§ GOAL
Please write the listing below out again exactly, leaving every picture behind.
━━ RECORDS ━━
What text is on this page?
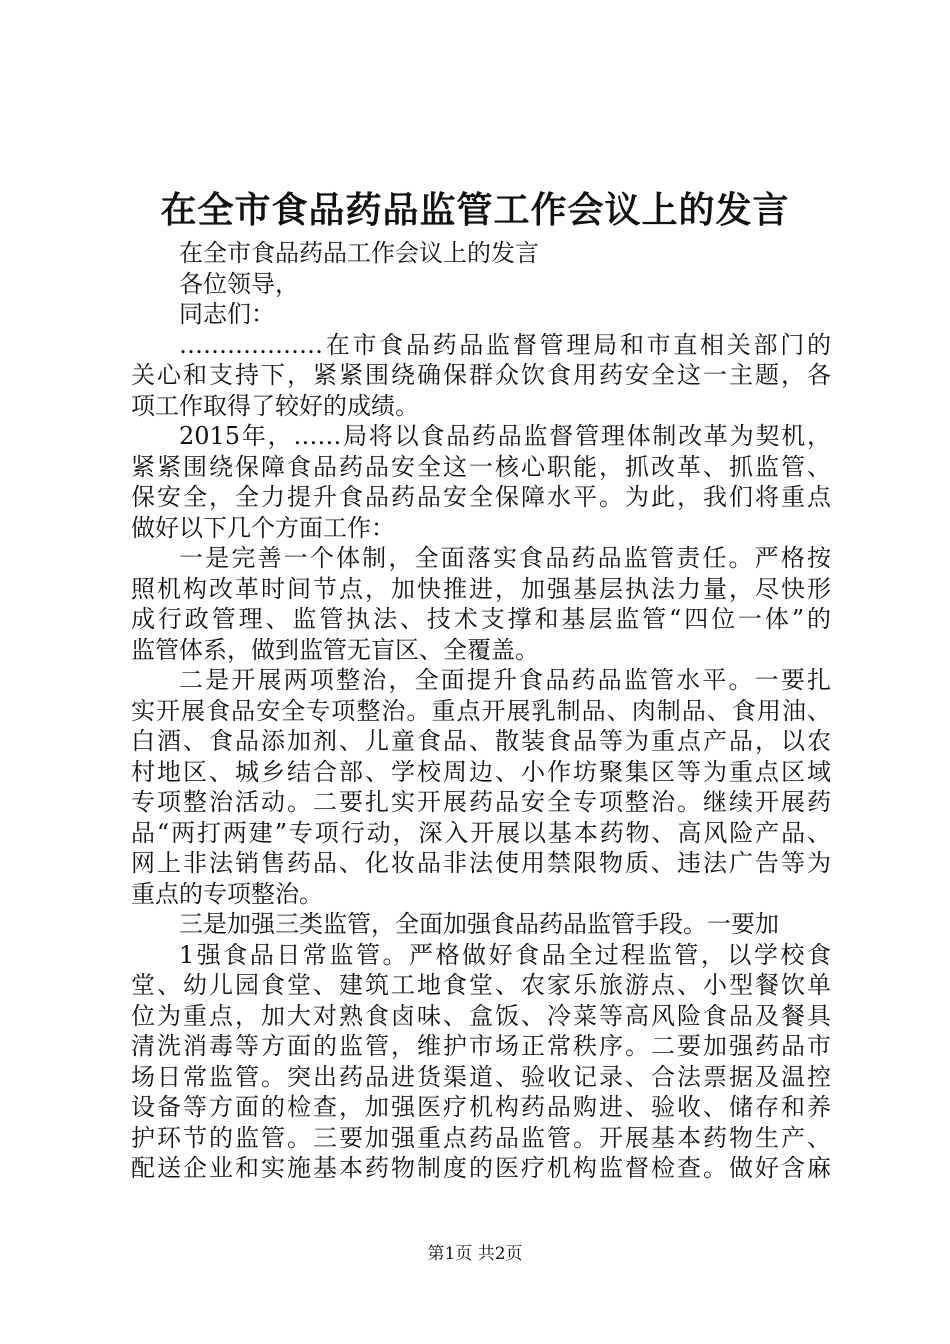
在全市食品药品监管工作会议上的发言
在全市食品药品工作会议上的发言
各位领导，
同志们：
………………在市食品药品监督管理局和市直相关部门的
关心和支持下，紧紧围绕确保群众饮食用药安全这一主题，各
项工作取得了较好的成绩。
2015年，……局将以食品药品监督管理体制改革为契机，
紧紧围绕保障食品药品安全这一核心职能，抓改革、抓监管、
保安全，全力提升食品药品安全保障水平。为此，我们将重点
做好以下几个方面工作：
一是完善一个体制，全面落实食品药品监管责任。严格按
照机构改革时间节点，加快推进，加强基层执法力量，尽快形
成行政管理、监管执法、技术支撑和基层监管“四位一体”的
监管体系，做到监管无盲区、全覆盖。
二是开展两项整治，全面提升食品药品监管水平。一要扎
实开展食品安全专项整治。重点开展乳制品、肉制品、食用油、
白酒、食品添加剂、儿童食品、散装食品等为重点产品，以农
村地区、城乡结合部、学校周边、小作坊聚集区等为重点区域
专项整治活动。二要扎实开展药品安全专项整治。继续开展药
品“两打两建”专项行动，深入开展以基本药物、高风险产品、
网上非法销售药品、化妆品非法使用禁限物质、违法广告等为
重点的专项整治。
三是加强三类监管，全面加强食品药品监管手段。一要加
1强食品日常监管。严格做好食品全过程监管，以学校食
堂、幼儿园食堂、建筑工地食堂、农家乐旅游点、小型餐饮单
位为重点，加大对熟食卤味、盒饭、冷菜等高风险食品及餐具
清洗消毒等方面的监管，维护市场正常秩序。二要加强药品市
场日常监管。突出药品进货渠道、验收记录、合法票据及温控
设备等方面的检查，加强医疗机构药品购进、验收、储存和养
护环节的监管。三要加强重点药品监管。开展基本药物生产、
配送企业和实施基本药物制度的医疗机构监督检查。做好含麻
第1页 共2页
━━━
§ SOLUTION TO THE PROBLEM
What text is on this page?
在全市食品药品监管工作会议上的发言
在全市食品药品工作会议上的发言
各位领导，
同志们：
………………在市食品药品监督管理局和市直相关部门的
关心和支持下，紧紧围绕确保群众饮食用药安全这一主题，各
项工作取得了较好的成绩。
2015年，……局将以食品药品监督管理体制改革为契机，
紧紧围绕保障食品药品安全这一核心职能，抓改革、抓监管、
保安全，全力提升食品药品安全保障水平。为此，我们将重点
做好以下几个方面工作：
一是完善一个体制，全面落实食品药品监管责任。严格按
照机构改革时间节点，加快推进，加强基层执法力量，尽快形
成行政管理、监管执法、技术支撑和基层监管“四位一体”的
监管体系，做到监管无盲区、全覆盖。
二是开展两项整治，全面提升食品药品监管水平。一要扎
实开展食品安全专项整治。重点开展乳制品、肉制品、食用油、
白酒、食品添加剂、儿童食品、散装食品等为重点产品，以农
村地区、城乡结合部、学校周边、小作坊聚集区等为重点区域
专项整治活动。二要扎实开展药品安全专项整治。继续开展药
品“两打两建”专项行动，深入开展以基本药物、高风险产品、
网上非法销售药品、化妆品非法使用禁限物质、违法广告等为
重点的专项整治。
三是加强三类监管，全面加强食品药品监管手段。一要加
1强食品日常监管。严格做好食品全过程监管，以学校食
堂、幼儿园食堂、建筑工地食堂、农家乐旅游点、小型餐饮单
位为重点，加大对熟食卤味、盒饭、冷菜等高风险食品及餐具
清洗消毒等方面的监管，维护市场正常秩序。二要加强药品市
场日常监管。突出药品进货渠道、验收记录、合法票据及温控
设备等方面的检查，加强医疗机构药品购进、验收、储存和养
护环节的监管。三要加强重点药品监管。开展基本药物生产、
配送企业和实施基本药物制度的医疗机构监督检查。做好含麻
第1页 共2页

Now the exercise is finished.